Find all the lines with "Total" and gather them.

=-=-=-=-=

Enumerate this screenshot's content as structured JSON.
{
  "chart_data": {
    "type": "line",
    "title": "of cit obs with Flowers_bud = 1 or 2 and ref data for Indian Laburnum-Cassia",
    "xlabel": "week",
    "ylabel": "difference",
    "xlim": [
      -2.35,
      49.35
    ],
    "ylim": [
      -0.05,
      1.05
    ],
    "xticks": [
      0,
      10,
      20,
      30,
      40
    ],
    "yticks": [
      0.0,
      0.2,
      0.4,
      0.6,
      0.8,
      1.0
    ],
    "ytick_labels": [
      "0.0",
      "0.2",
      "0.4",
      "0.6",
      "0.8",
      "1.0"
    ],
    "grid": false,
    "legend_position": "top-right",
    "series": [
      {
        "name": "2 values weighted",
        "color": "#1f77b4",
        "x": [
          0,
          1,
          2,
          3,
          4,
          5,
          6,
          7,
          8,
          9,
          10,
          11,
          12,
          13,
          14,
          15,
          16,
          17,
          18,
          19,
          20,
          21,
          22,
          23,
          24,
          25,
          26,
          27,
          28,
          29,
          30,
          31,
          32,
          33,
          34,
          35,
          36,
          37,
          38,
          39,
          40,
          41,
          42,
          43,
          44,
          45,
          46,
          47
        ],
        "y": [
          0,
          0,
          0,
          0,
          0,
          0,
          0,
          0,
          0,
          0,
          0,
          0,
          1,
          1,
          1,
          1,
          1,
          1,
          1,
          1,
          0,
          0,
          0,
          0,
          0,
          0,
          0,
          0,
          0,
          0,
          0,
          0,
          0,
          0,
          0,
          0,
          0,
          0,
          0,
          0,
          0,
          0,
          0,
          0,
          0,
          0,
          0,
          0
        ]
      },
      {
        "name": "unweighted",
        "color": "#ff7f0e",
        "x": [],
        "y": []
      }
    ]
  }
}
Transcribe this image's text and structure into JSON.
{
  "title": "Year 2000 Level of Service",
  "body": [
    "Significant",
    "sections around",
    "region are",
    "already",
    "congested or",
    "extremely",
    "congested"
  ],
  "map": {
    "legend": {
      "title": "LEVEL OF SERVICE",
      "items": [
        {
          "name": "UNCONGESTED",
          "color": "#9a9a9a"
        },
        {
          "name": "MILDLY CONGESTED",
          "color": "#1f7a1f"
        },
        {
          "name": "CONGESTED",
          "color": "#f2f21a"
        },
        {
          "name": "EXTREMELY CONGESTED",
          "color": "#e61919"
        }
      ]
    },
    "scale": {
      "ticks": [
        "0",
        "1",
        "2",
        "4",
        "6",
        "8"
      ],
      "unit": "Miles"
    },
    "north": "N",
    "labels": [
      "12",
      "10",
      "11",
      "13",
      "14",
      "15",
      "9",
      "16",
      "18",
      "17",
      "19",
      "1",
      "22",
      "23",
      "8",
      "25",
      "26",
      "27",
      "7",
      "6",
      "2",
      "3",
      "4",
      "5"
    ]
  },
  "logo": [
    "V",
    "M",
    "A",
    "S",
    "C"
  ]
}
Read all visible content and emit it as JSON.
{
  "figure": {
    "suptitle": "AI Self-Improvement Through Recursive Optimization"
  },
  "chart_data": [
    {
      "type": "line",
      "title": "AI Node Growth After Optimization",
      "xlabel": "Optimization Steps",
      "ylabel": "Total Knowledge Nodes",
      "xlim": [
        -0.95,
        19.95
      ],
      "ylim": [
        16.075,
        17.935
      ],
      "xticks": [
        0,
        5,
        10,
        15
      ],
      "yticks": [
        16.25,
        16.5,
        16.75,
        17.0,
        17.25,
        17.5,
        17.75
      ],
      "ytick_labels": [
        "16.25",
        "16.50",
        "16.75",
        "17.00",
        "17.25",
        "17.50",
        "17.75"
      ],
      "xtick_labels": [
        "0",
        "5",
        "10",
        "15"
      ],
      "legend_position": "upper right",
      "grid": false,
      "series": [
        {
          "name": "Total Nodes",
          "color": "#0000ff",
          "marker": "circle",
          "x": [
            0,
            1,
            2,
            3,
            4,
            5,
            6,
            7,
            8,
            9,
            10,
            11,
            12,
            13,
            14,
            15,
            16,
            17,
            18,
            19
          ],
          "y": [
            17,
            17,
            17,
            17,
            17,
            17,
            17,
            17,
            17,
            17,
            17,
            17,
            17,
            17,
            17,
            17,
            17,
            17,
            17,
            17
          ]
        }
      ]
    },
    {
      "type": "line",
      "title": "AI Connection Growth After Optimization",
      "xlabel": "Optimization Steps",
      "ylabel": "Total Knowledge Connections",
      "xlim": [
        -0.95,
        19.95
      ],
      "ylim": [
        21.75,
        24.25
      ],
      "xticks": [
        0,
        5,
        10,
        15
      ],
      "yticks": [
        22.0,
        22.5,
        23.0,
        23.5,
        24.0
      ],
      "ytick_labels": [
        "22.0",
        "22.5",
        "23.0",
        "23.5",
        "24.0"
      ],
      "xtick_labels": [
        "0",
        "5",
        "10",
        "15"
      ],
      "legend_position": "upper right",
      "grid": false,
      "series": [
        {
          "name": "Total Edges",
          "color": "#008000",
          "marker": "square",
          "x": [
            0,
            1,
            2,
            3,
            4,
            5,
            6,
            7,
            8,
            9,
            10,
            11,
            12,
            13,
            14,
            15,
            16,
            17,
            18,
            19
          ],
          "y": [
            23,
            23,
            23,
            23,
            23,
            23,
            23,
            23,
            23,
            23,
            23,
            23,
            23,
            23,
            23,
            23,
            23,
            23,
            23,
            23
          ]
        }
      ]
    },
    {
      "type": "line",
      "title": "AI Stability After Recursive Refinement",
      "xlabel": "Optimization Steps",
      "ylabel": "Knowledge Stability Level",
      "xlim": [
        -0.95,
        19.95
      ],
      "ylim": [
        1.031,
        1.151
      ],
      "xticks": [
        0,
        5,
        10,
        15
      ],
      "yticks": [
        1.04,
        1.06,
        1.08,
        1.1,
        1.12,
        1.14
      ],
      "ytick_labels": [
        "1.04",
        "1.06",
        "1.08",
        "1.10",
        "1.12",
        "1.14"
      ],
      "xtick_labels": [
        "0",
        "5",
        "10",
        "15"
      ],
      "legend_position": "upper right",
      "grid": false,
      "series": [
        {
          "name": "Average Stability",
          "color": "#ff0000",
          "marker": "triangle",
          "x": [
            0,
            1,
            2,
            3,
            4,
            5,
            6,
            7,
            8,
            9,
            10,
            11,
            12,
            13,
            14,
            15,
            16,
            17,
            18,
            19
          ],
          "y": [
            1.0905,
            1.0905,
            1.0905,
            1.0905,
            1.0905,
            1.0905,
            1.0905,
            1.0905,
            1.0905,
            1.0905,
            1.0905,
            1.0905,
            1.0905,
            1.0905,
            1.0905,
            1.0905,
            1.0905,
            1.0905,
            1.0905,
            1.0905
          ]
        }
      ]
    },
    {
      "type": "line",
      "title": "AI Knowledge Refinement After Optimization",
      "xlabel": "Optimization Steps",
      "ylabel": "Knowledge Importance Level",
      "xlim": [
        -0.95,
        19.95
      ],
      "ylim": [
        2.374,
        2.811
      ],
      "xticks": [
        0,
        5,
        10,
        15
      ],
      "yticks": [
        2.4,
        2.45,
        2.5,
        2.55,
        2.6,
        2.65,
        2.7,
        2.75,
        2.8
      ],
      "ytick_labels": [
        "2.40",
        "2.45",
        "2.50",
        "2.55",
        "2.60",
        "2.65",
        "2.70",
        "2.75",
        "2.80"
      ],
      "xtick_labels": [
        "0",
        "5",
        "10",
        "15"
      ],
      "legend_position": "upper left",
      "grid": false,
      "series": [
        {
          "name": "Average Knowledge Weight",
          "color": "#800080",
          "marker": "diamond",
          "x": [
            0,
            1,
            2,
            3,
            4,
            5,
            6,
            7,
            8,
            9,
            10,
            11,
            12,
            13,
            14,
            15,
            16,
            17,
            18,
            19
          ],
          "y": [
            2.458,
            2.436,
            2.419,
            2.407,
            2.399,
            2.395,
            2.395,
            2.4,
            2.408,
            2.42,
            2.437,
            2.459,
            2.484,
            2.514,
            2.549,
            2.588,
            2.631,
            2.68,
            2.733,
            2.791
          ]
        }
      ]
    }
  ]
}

=-=-=-=-=

| Response for this exercise |
      "ylabel": "Total Knowledge Nodes",
          "name": "Total Nodes",
      "ylabel": "Total Knowledge Connections",
          "name": "Total Edges",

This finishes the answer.